WRITTEN TASK
Locate the lines that hold the string "color". Copy every such line.

■ ■ ■ ■

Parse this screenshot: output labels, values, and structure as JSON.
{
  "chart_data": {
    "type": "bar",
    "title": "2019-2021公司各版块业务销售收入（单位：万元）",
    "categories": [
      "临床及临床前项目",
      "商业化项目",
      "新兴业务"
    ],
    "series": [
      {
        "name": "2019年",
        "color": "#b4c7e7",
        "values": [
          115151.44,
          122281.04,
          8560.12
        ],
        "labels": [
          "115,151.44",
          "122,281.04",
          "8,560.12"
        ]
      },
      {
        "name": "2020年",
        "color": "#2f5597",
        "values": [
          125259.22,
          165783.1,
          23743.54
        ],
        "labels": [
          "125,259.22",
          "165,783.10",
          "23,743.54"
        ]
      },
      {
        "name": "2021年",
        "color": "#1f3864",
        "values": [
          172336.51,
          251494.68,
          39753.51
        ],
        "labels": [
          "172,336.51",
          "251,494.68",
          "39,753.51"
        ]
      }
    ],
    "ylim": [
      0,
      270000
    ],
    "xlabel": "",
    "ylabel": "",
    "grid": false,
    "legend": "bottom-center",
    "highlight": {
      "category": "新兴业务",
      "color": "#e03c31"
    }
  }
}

■ ■ ■ ■

SOLUTION FOR THIS TASK
        "color": "#b4c7e7",
        "color": "#2f5597",
        "color": "#1f3864",
      "color": "#e03c31"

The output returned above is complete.